REQUIREMENTS: Leave out the pictures and repeat everything else in the records exactly.

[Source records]
====

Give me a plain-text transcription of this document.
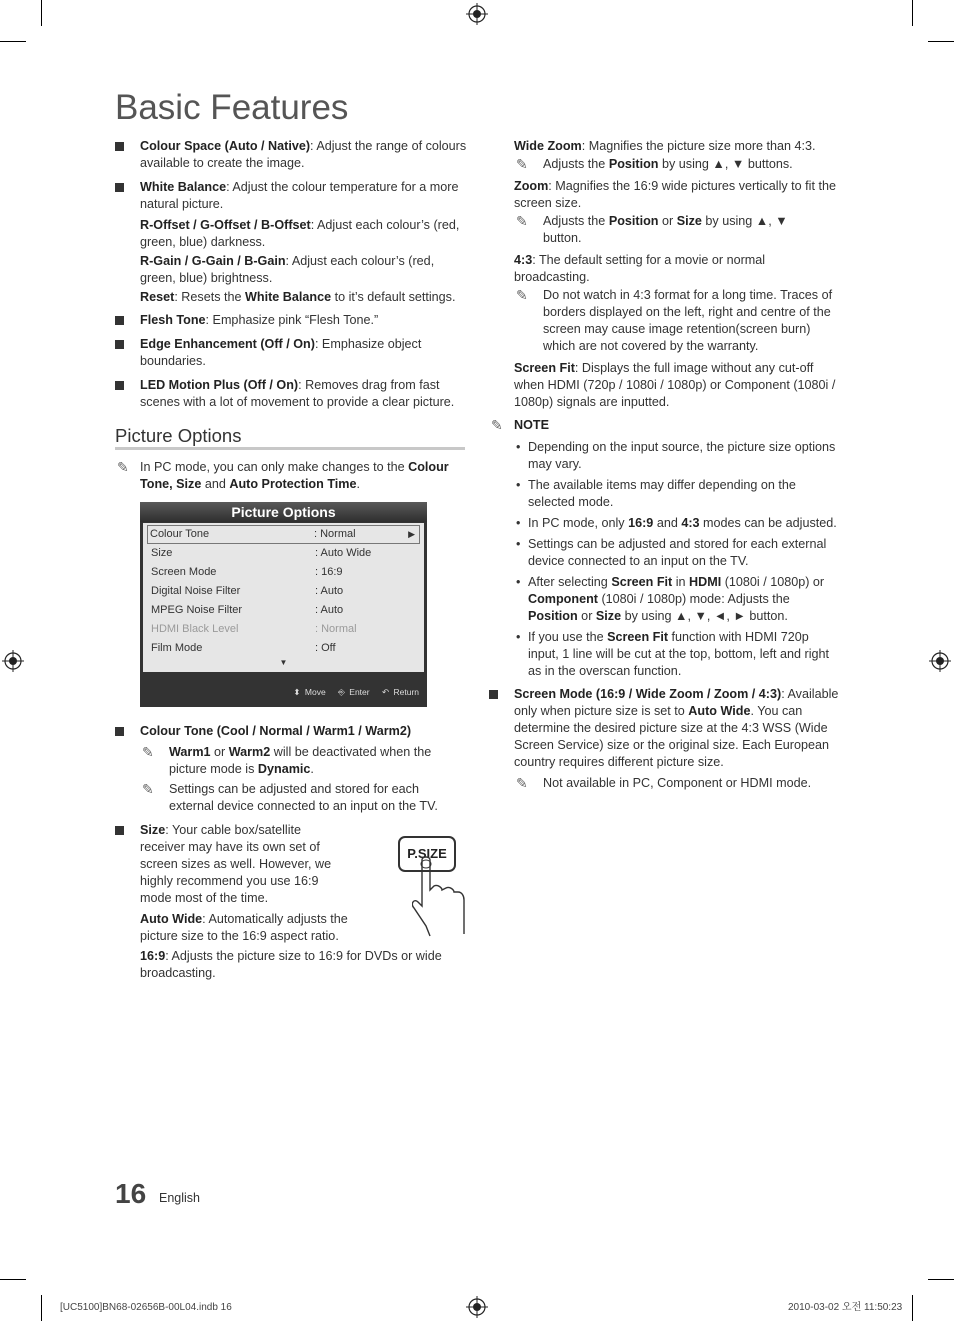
Basic Features
Colour Space (Auto / Native): Adjust the range of colours available to create the image.
White Balance: Adjust the colour temperature for a more natural picture.
R-Offset / G-Offset / B-Offset: Adjust each colour’s (red, green, blue) darkness.
R-Gain / G-Gain / B-Gain: Adjust each colour’s (red, green, blue) brightness.
Reset: Resets the White Balance to it’s default settings.
Flesh Tone: Emphasize pink “Flesh Tone.”
Edge Enhancement (Off / On): Emphasize object boundaries.
LED Motion Plus (Off / On): Removes drag from fast scenes with a lot of movement to provide a clear picture.
Picture Options
✎ In PC mode, you can only make changes to the Colour Tone, Size and Auto Protection Time.
Picture Options
Colour Tone	: Normal	▶
Size	: Auto Wide
Screen Mode	: 16:9
Digital Noise Filter	: Auto
MPEG Noise Filter	: Auto
HDMI Black Level	: Normal
Film Mode	: Off
▼
⬍ Move ⎆ Enter ↶ Return
Colour Tone (Cool / Normal / Warm1 / Warm2)
✎ Warm1 or Warm2 will be deactivated when the picture mode is Dynamic.
✎ Settings can be adjusted and stored for each external device connected to an input on the TV.
Size: Your cable box/satellite receiver may have its own set of screen sizes as well. However, we highly recommend you use 16:9 mode most of the time.
Auto Wide: Automatically adjusts the picture size to the 16:9 aspect ratio.
16:9: Adjusts the picture size to 16:9 for DVDs or wide broadcasting.
P.SIZE
Wide Zoom: Magnifies the picture size more than 4:3.
✎ Adjusts the Position by using ▲, ▼ buttons.
Zoom: Magnifies the 16:9 wide pictures vertically to fit the screen size.
✎ Adjusts the Position or Size by using ▲, ▼ button.
4:3: The default setting for a movie or normal broadcasting.
✎ Do not watch in 4:3 format for a long time. Traces of borders displayed on the left, right and centre of the screen may cause image retention(screen burn) which are not covered by the warranty.
Screen Fit: Displays the full image without any cut-off when HDMI (720p / 1080i / 1080p) or Component (1080i / 1080p) signals are inputted.
✎ NOTE
• Depending on the input source, the picture size options may vary.
• The available items may differ depending on the selected mode.
• In PC mode, only 16:9 and 4:3 modes can be adjusted.
• Settings can be adjusted and stored for each external device connected to an input on the TV.
• After selecting Screen Fit in HDMI (1080i / 1080p) or Component (1080i / 1080p) mode: Adjusts the Position or Size by using ▲, ▼, ◄, ► button.
• If you use the Screen Fit function with HDMI 720p input, 1 line will be cut at the top, bottom, left and right as in the overscan function.
Screen Mode (16:9 / Wide Zoom / Zoom / 4:3): Available only when picture size is set to Auto Wide. You can determine the desired picture size at the 4:3 WSS (Wide Screen Service) size or the original size. Each European country requires different picture size.
✎ Not available in PC, Component or HDMI mode.
16 English
[UC5100]BN68-02656B-00L04.indb 16	2010-03-02 오전 11:50:23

====

SOLUTION TO THIS PROBLEM:
Give me a plain-text transcription of this document.
Basic Features
Colour Space (Auto / Native): Adjust the range of colours available to create the image.
White Balance: Adjust the colour temperature for a more natural picture.
R-Offset / G-Offset / B-Offset: Adjust each colour’s (red, green, blue) darkness.
R-Gain / G-Gain / B-Gain: Adjust each colour’s (red, green, blue) brightness.
Reset: Resets the White Balance to it’s default settings.
Flesh Tone: Emphasize pink “Flesh Tone.”
Edge Enhancement (Off / On): Emphasize object boundaries.
LED Motion Plus (Off / On): Removes drag from fast scenes with a lot of movement to provide a clear picture.
Picture Options
✎ In PC mode, you can only make changes to the Colour Tone, Size and Auto Protection Time.
Picture Options
Colour Tone	: Normal	▶
Size	: Auto Wide
Screen Mode	: 16:9
Digital Noise Filter	: Auto
MPEG Noise Filter	: Auto
HDMI Black Level	: Normal
Film Mode	: Off
▼
⬍ Move ⎆ Enter ↶ Return
Colour Tone (Cool / Normal / Warm1 / Warm2)
✎ Warm1 or Warm2 will be deactivated when the picture mode is Dynamic.
✎ Settings can be adjusted and stored for each external device connected to an input on the TV.
Size: Your cable box/satellite receiver may have its own set of screen sizes as well. However, we highly recommend you use 16:9 mode most of the time.
Auto Wide: Automatically adjusts the picture size to the 16:9 aspect ratio.
16:9: Adjusts the picture size to 16:9 for DVDs or wide broadcasting.
P.SIZE
Wide Zoom: Magnifies the picture size more than 4:3.
✎ Adjusts the Position by using ▲, ▼ buttons.
Zoom: Magnifies the 16:9 wide pictures vertically to fit the screen size.
✎ Adjusts the Position or Size by using ▲, ▼ button.
4:3: The default setting for a movie or normal broadcasting.
✎ Do not watch in 4:3 format for a long time. Traces of borders displayed on the left, right and centre of the screen may cause image retention(screen burn) which are not covered by the warranty.
Screen Fit: Displays the full image without any cut-off when HDMI (720p / 1080i / 1080p) or Component (1080i / 1080p) signals are inputted.
✎ NOTE
• Depending on the input source, the picture size options may vary.
• The available items may differ depending on the selected mode.
• In PC mode, only 16:9 and 4:3 modes can be adjusted.
• Settings can be adjusted and stored for each external device connected to an input on the TV.
• After selecting Screen Fit in HDMI (1080i / 1080p) or Component (1080i / 1080p) mode: Adjusts the Position or Size by using ▲, ▼, ◄, ► button.
• If you use the Screen Fit function with HDMI 720p input, 1 line will be cut at the top, bottom, left and right as in the overscan function.
Screen Mode (16:9 / Wide Zoom / Zoom / 4:3): Available only when picture size is set to Auto Wide. You can determine the desired picture size at the 4:3 WSS (Wide Screen Service) size or the original size. Each European country requires different picture size.
✎ Not available in PC, Component or HDMI mode.
16 English
[UC5100]BN68-02656B-00L04.indb 16	2010-03-02 오전 11:50:23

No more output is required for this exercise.